▶ [Stated problem]: Select every line below containing the word "ylabel".

----- Data section -----

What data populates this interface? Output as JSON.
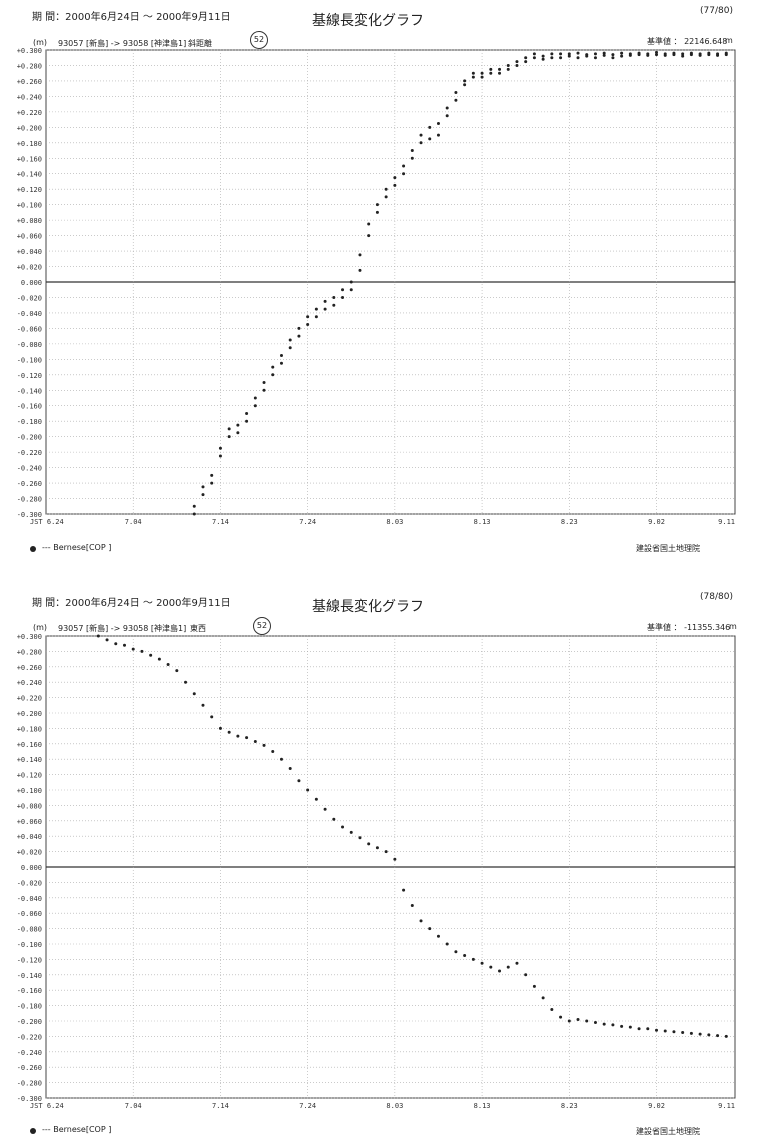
{
  "charts": [
    {
      "period": "期 間：2000年6月24日 ～ 2000年9月11日",
      "title": "基線長変化グラフ",
      "page_no": "(77/80)",
      "unit_tag": "(m)",
      "baseline": "93057 [新島] -> 93058 [神津島1]",
      "component": "斜距離",
      "circle_no": "52",
      "ref_label": "基準値 ： 22146.648",
      "ref_unit": "m",
      "legend": "--- Bernese[COP ]",
      "footer": "建設省国土地理院"
    },
    {
      "period": "期 間：2000年6月24日 ～ 2000年9月11日",
      "title": "基線長変化グラフ",
      "page_no": "(78/80)",
      "unit_tag": "(m)",
      "baseline": "93057 [新島] -> 93058 [神津島1]",
      "component": "東西",
      "circle_no": "52",
      "ref_label": "基準値 ： -11355.346",
      "ref_unit": "m",
      "legend": "--- Bernese[COP ]",
      "footer": "建設省国土地理院"
    }
  ],
  "chart_data": [
    {
      "type": "scatter",
      "title": "基線長変化グラフ",
      "ylabel": "(m)",
      "x_tick_labels": [
        "JST 6.24",
        "7.04",
        "7.14",
        "7.24",
        "8.03",
        "8.13",
        "8.23",
        "9.02",
        "9.11"
      ],
      "y_tick_labels": [
        "+0.300",
        "+0.280",
        "+0.260",
        "+0.240",
        "+0.220",
        "+0.200",
        "+0.180",
        "+0.160",
        "+0.140",
        "+0.120",
        "+0.100",
        "+0.080",
        "+0.060",
        "+0.040",
        "+0.020",
        "0.000",
        "-0.020",
        "-0.040",
        "-0.060",
        "-0.080",
        "-0.100",
        "-0.120",
        "-0.140",
        "-0.160",
        "-0.180",
        "-0.200",
        "-0.220",
        "-0.240",
        "-0.260",
        "-0.280",
        "-0.300"
      ],
      "xlim": [
        "2000-06-24",
        "2000-09-11"
      ],
      "ylim": [
        -0.3,
        0.3
      ],
      "grid": true,
      "series": [
        {
          "name": "Bernese[COP ]",
          "x": [
            "2000-07-11",
            "2000-07-11",
            "2000-07-12",
            "2000-07-12",
            "2000-07-13",
            "2000-07-13",
            "2000-07-14",
            "2000-07-14",
            "2000-07-15",
            "2000-07-15",
            "2000-07-16",
            "2000-07-16",
            "2000-07-17",
            "2000-07-17",
            "2000-07-18",
            "2000-07-18",
            "2000-07-19",
            "2000-07-19",
            "2000-07-20",
            "2000-07-20",
            "2000-07-21",
            "2000-07-21",
            "2000-07-22",
            "2000-07-22",
            "2000-07-23",
            "2000-07-23",
            "2000-07-24",
            "2000-07-24",
            "2000-07-25",
            "2000-07-25",
            "2000-07-26",
            "2000-07-26",
            "2000-07-27",
            "2000-07-27",
            "2000-07-28",
            "2000-07-28",
            "2000-07-29",
            "2000-07-29",
            "2000-07-30",
            "2000-07-30",
            "2000-07-31",
            "2000-07-31",
            "2000-08-01",
            "2000-08-01",
            "2000-08-02",
            "2000-08-02",
            "2000-08-03",
            "2000-08-03",
            "2000-08-04",
            "2000-08-04",
            "2000-08-05",
            "2000-08-05",
            "2000-08-06",
            "2000-08-06",
            "2000-08-07",
            "2000-08-07",
            "2000-08-08",
            "2000-08-08",
            "2000-08-09",
            "2000-08-09",
            "2000-08-10",
            "2000-08-10",
            "2000-08-11",
            "2000-08-11",
            "2000-08-12",
            "2000-08-12",
            "2000-08-13",
            "2000-08-13",
            "2000-08-14",
            "2000-08-14",
            "2000-08-15",
            "2000-08-15",
            "2000-08-16",
            "2000-08-16",
            "2000-08-17",
            "2000-08-17",
            "2000-08-18",
            "2000-08-18",
            "2000-08-19",
            "2000-08-19",
            "2000-08-20",
            "2000-08-20",
            "2000-08-21",
            "2000-08-21",
            "2000-08-22",
            "2000-08-22",
            "2000-08-23",
            "2000-08-23",
            "2000-08-24",
            "2000-08-24",
            "2000-08-25",
            "2000-08-25",
            "2000-08-26",
            "2000-08-26",
            "2000-08-27",
            "2000-08-27",
            "2000-08-28",
            "2000-08-28",
            "2000-08-29",
            "2000-08-29",
            "2000-08-30",
            "2000-08-30",
            "2000-08-31",
            "2000-08-31",
            "2000-09-01",
            "2000-09-01",
            "2000-09-02",
            "2000-09-02",
            "2000-09-03",
            "2000-09-03",
            "2000-09-04",
            "2000-09-04",
            "2000-09-05",
            "2000-09-05",
            "2000-09-06",
            "2000-09-06",
            "2000-09-07",
            "2000-09-07",
            "2000-09-08",
            "2000-09-08",
            "2000-09-09",
            "2000-09-09",
            "2000-09-10",
            "2000-09-10"
          ],
          "y": [
            -0.3,
            -0.29,
            -0.275,
            -0.265,
            -0.26,
            -0.25,
            -0.225,
            -0.215,
            -0.2,
            -0.19,
            -0.195,
            -0.185,
            -0.18,
            -0.17,
            -0.16,
            -0.15,
            -0.14,
            -0.13,
            -0.12,
            -0.11,
            -0.105,
            -0.095,
            -0.085,
            -0.075,
            -0.07,
            -0.06,
            -0.055,
            -0.045,
            -0.045,
            -0.035,
            -0.035,
            -0.025,
            -0.03,
            -0.02,
            -0.02,
            -0.01,
            -0.01,
            0.0,
            0.015,
            0.035,
            0.06,
            0.075,
            0.09,
            0.1,
            0.11,
            0.12,
            0.125,
            0.135,
            0.14,
            0.15,
            0.16,
            0.17,
            0.18,
            0.19,
            0.185,
            0.2,
            0.19,
            0.205,
            0.215,
            0.225,
            0.235,
            0.245,
            0.255,
            0.26,
            0.265,
            0.27,
            0.265,
            0.27,
            0.27,
            0.275,
            0.27,
            0.275,
            0.275,
            0.28,
            0.28,
            0.285,
            0.285,
            0.29,
            0.29,
            0.295,
            0.288,
            0.292,
            0.29,
            0.295,
            0.29,
            0.295,
            0.292,
            0.295,
            0.29,
            0.296,
            0.292,
            0.294,
            0.29,
            0.295,
            0.293,
            0.296,
            0.29,
            0.294,
            0.292,
            0.296,
            0.293,
            0.295,
            0.294,
            0.296,
            0.293,
            0.295,
            0.294,
            0.297,
            0.293,
            0.295,
            0.294,
            0.296,
            0.292,
            0.295,
            0.294,
            0.296,
            0.293,
            0.295,
            0.294,
            0.296,
            0.293,
            0.295,
            0.294,
            0.296
          ]
        }
      ]
    },
    {
      "type": "scatter",
      "title": "基線長変化グラフ",
      "ylabel": "(m)",
      "x_tick_labels": [
        "JST 6.24",
        "7.04",
        "7.14",
        "7.24",
        "8.03",
        "8.13",
        "8.23",
        "9.02",
        "9.11"
      ],
      "y_tick_labels": [
        "+0.300",
        "+0.280",
        "+0.260",
        "+0.240",
        "+0.220",
        "+0.200",
        "+0.180",
        "+0.160",
        "+0.140",
        "+0.120",
        "+0.100",
        "+0.080",
        "+0.060",
        "+0.040",
        "+0.020",
        "0.000",
        "-0.020",
        "-0.040",
        "-0.060",
        "-0.080",
        "-0.100",
        "-0.120",
        "-0.140",
        "-0.160",
        "-0.180",
        "-0.200",
        "-0.220",
        "-0.240",
        "-0.260",
        "-0.280",
        "-0.300"
      ],
      "xlim": [
        "2000-06-24",
        "2000-09-11"
      ],
      "ylim": [
        -0.3,
        0.3
      ],
      "grid": true,
      "series": [
        {
          "name": "Bernese[COP ]",
          "x": [
            "2000-06-30",
            "2000-07-01",
            "2000-07-02",
            "2000-07-03",
            "2000-07-04",
            "2000-07-05",
            "2000-07-06",
            "2000-07-07",
            "2000-07-08",
            "2000-07-09",
            "2000-07-10",
            "2000-07-11",
            "2000-07-12",
            "2000-07-13",
            "2000-07-14",
            "2000-07-15",
            "2000-07-16",
            "2000-07-17",
            "2000-07-18",
            "2000-07-19",
            "2000-07-20",
            "2000-07-21",
            "2000-07-22",
            "2000-07-23",
            "2000-07-24",
            "2000-07-25",
            "2000-07-26",
            "2000-07-27",
            "2000-07-28",
            "2000-07-29",
            "2000-07-30",
            "2000-07-31",
            "2000-08-01",
            "2000-08-02",
            "2000-08-03",
            "2000-08-04",
            "2000-08-05",
            "2000-08-06",
            "2000-08-07",
            "2000-08-08",
            "2000-08-09",
            "2000-08-10",
            "2000-08-11",
            "2000-08-12",
            "2000-08-13",
            "2000-08-14",
            "2000-08-15",
            "2000-08-16",
            "2000-08-17",
            "2000-08-18",
            "2000-08-19",
            "2000-08-20",
            "2000-08-21",
            "2000-08-22",
            "2000-08-23",
            "2000-08-24",
            "2000-08-25",
            "2000-08-26",
            "2000-08-27",
            "2000-08-28",
            "2000-08-29",
            "2000-08-30",
            "2000-08-31",
            "2000-09-01",
            "2000-09-02",
            "2000-09-03",
            "2000-09-04",
            "2000-09-05",
            "2000-09-06",
            "2000-09-07",
            "2000-09-08",
            "2000-09-09",
            "2000-09-10"
          ],
          "y": [
            0.3,
            0.295,
            0.29,
            0.288,
            0.283,
            0.28,
            0.275,
            0.27,
            0.263,
            0.255,
            0.24,
            0.225,
            0.21,
            0.195,
            0.18,
            0.175,
            0.17,
            0.168,
            0.163,
            0.158,
            0.15,
            0.14,
            0.128,
            0.112,
            0.1,
            0.088,
            0.075,
            0.062,
            0.052,
            0.045,
            0.038,
            0.03,
            0.025,
            0.02,
            0.01,
            -0.03,
            -0.05,
            -0.07,
            -0.08,
            -0.09,
            -0.1,
            -0.11,
            -0.115,
            -0.12,
            -0.125,
            -0.13,
            -0.135,
            -0.13,
            -0.125,
            -0.14,
            -0.155,
            -0.17,
            -0.185,
            -0.195,
            -0.2,
            -0.198,
            -0.2,
            -0.202,
            -0.204,
            -0.205,
            -0.207,
            -0.208,
            -0.21,
            -0.21,
            -0.212,
            -0.213,
            -0.214,
            -0.215,
            -0.216,
            -0.217,
            -0.218,
            -0.219,
            -0.22
          ]
        }
      ]
    }
  ]
}
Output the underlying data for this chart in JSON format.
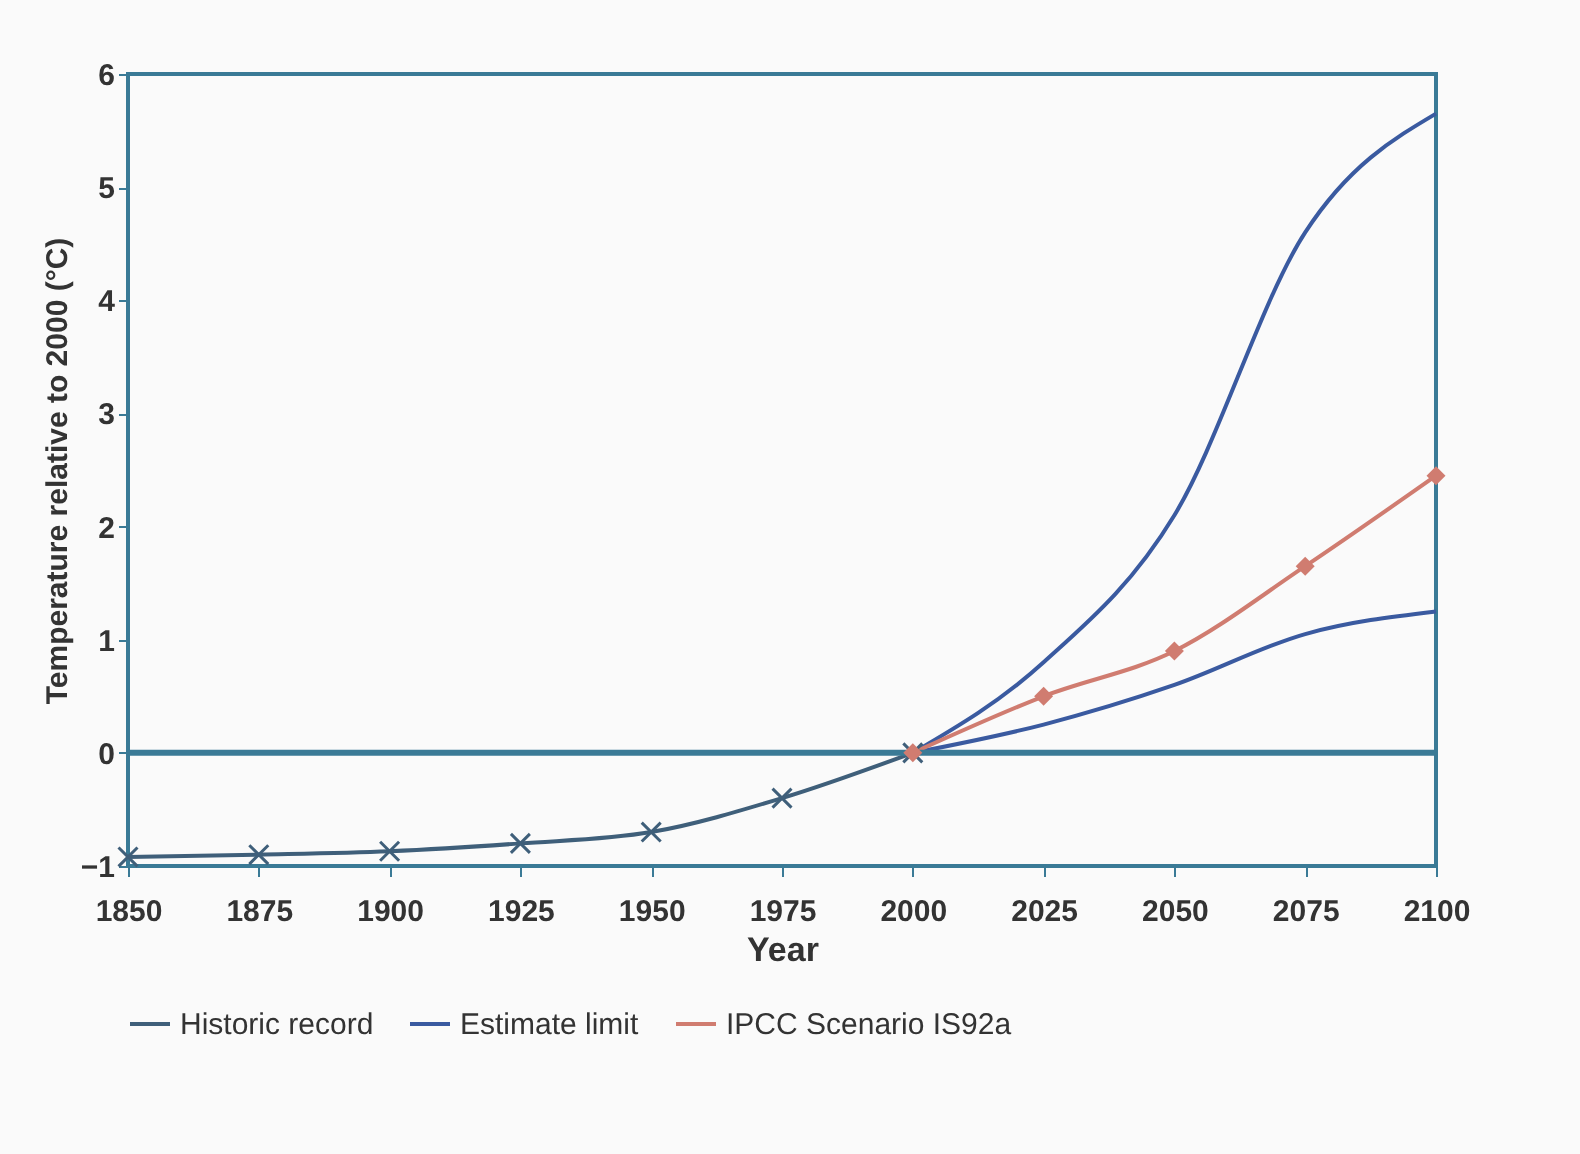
{
  "chart_data": {
    "type": "line",
    "xlabel": "Year",
    "ylabel": "Temperature relative to 2000 (°C)",
    "xlim": [
      1850,
      2100
    ],
    "xticks": [
      1850,
      1875,
      1900,
      1925,
      1950,
      1975,
      2000,
      2025,
      2050,
      2075,
      2100
    ],
    "ylim": [
      -1,
      6
    ],
    "yticks": [
      -1,
      0,
      1,
      2,
      3,
      4,
      5,
      6
    ],
    "grid": false,
    "legend": "bottom",
    "ref_lines": [
      {
        "axis": "y",
        "value": 0,
        "color": "#3a7a96"
      }
    ],
    "series": [
      {
        "name": "Historic record",
        "color": "#3f5f7a",
        "marker": "cross",
        "x": [
          1850,
          1875,
          1900,
          1925,
          1950,
          1975,
          2000
        ],
        "values": [
          -0.92,
          -0.9,
          -0.87,
          -0.8,
          -0.7,
          -0.4,
          0
        ]
      },
      {
        "name": "Estimate limit",
        "color": "#3a5aa0",
        "marker": "none",
        "x": [
          2000,
          2025,
          2050,
          2075,
          2100
        ],
        "values": [
          0,
          0.8,
          2.1,
          4.6,
          5.65
        ]
      },
      {
        "color": "#3a5aa0",
        "marker": "none",
        "x": [
          2000,
          2025,
          2050,
          2075,
          2100
        ],
        "values": [
          0,
          0.25,
          0.6,
          1.05,
          1.25
        ]
      },
      {
        "name": "IPCC Scenario IS92a",
        "color": "#d07c70",
        "marker": "diamond",
        "x": [
          2000,
          2025,
          2050,
          2075,
          2100
        ],
        "values": [
          0,
          0.5,
          0.9,
          1.65,
          2.45
        ]
      }
    ]
  }
}
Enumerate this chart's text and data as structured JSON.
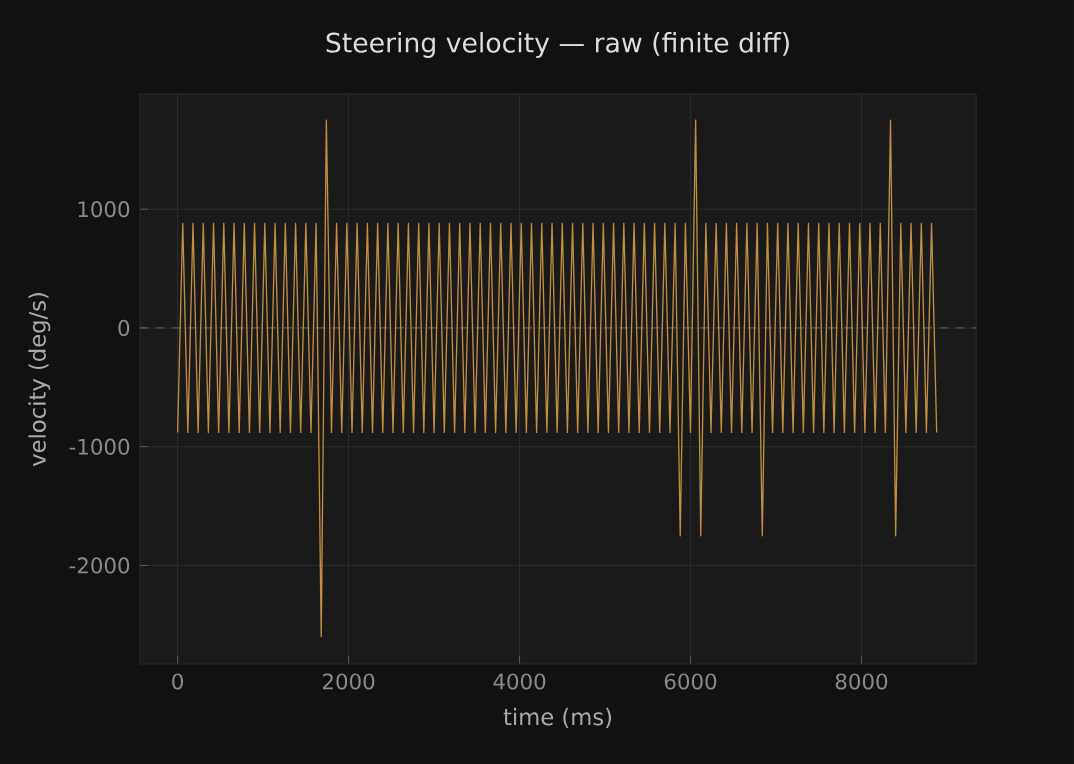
{
  "chart_data": {
    "type": "line",
    "title": "Steering velocity — raw (finite diff)",
    "xlabel": "time (ms)",
    "ylabel": "velocity (deg/s)",
    "xlim": [
      -440,
      9340
    ],
    "ylim": [
      -2830,
      1970
    ],
    "xticks": [
      0,
      2000,
      4000,
      6000,
      8000
    ],
    "yticks": [
      -2000,
      -1000,
      0,
      1000
    ],
    "grid": true,
    "marker": "none",
    "line_style": "solid",
    "ref_lines": [
      {
        "axis": "y",
        "value": 0,
        "color": "#555555",
        "line_style": "dashed"
      }
    ],
    "series": [
      {
        "color": "#c08e40",
        "x": [
          0,
          60,
          120,
          180,
          240,
          300,
          360,
          420,
          480,
          540,
          600,
          660,
          720,
          780,
          840,
          900,
          960,
          1020,
          1080,
          1140,
          1200,
          1260,
          1320,
          1380,
          1440,
          1500,
          1560,
          1620,
          1680,
          1740,
          1800,
          1860,
          1920,
          1980,
          2040,
          2100,
          2160,
          2220,
          2280,
          2340,
          2400,
          2460,
          2520,
          2580,
          2640,
          2700,
          2760,
          2820,
          2880,
          2940,
          3000,
          3060,
          3120,
          3180,
          3240,
          3300,
          3360,
          3420,
          3480,
          3540,
          3600,
          3660,
          3720,
          3780,
          3840,
          3900,
          3960,
          4020,
          4080,
          4140,
          4200,
          4260,
          4320,
          4380,
          4440,
          4500,
          4560,
          4620,
          4680,
          4740,
          4800,
          4860,
          4920,
          4980,
          5040,
          5100,
          5160,
          5220,
          5280,
          5340,
          5400,
          5460,
          5520,
          5580,
          5640,
          5700,
          5760,
          5820,
          5880,
          5940,
          6000,
          6060,
          6120,
          6180,
          6240,
          6300,
          6360,
          6420,
          6480,
          6540,
          6600,
          6660,
          6720,
          6780,
          6840,
          6900,
          6960,
          7020,
          7080,
          7140,
          7200,
          7260,
          7320,
          7380,
          7440,
          7500,
          7560,
          7620,
          7680,
          7740,
          7800,
          7860,
          7920,
          7980,
          8040,
          8100,
          8160,
          8220,
          8280,
          8340,
          8400,
          8460,
          8520,
          8580,
          8640,
          8700,
          8760,
          8820,
          8880
        ],
        "values": [
          -880,
          880,
          -880,
          880,
          -880,
          880,
          -880,
          880,
          -880,
          880,
          -880,
          880,
          -880,
          880,
          -880,
          880,
          -880,
          880,
          -880,
          880,
          -880,
          880,
          -880,
          880,
          -880,
          880,
          -880,
          880,
          -2600,
          1750,
          -880,
          880,
          -880,
          880,
          -880,
          880,
          -880,
          880,
          -880,
          880,
          -880,
          880,
          -880,
          880,
          -880,
          880,
          -880,
          880,
          -880,
          880,
          -880,
          880,
          -880,
          880,
          -880,
          880,
          -880,
          880,
          -880,
          880,
          -880,
          880,
          -880,
          880,
          -880,
          880,
          -880,
          880,
          -880,
          880,
          -880,
          880,
          -880,
          880,
          -880,
          880,
          -880,
          880,
          -880,
          880,
          -880,
          880,
          -880,
          880,
          -880,
          880,
          -880,
          880,
          -880,
          880,
          -880,
          880,
          -880,
          880,
          -880,
          880,
          -880,
          880,
          -1750,
          880,
          -880,
          1750,
          -1750,
          880,
          -880,
          880,
          -880,
          880,
          -880,
          880,
          -880,
          880,
          -880,
          880,
          -1750,
          880,
          -880,
          880,
          -880,
          880,
          -880,
          880,
          -880,
          880,
          -880,
          880,
          -880,
          880,
          -880,
          880,
          -880,
          880,
          -880,
          880,
          -880,
          880,
          -880,
          880,
          -880,
          1750,
          -1750,
          880,
          -880,
          880,
          -880,
          880,
          -880,
          880,
          -880
        ]
      }
    ]
  }
}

-----

▶ [Correct output]:
      "ylabel": "(m)",
      "ylabel": "(m)",
    "ylabel": "Temperature relative to 2000 (°C)",
    "ylabel": "velocity (deg/s)",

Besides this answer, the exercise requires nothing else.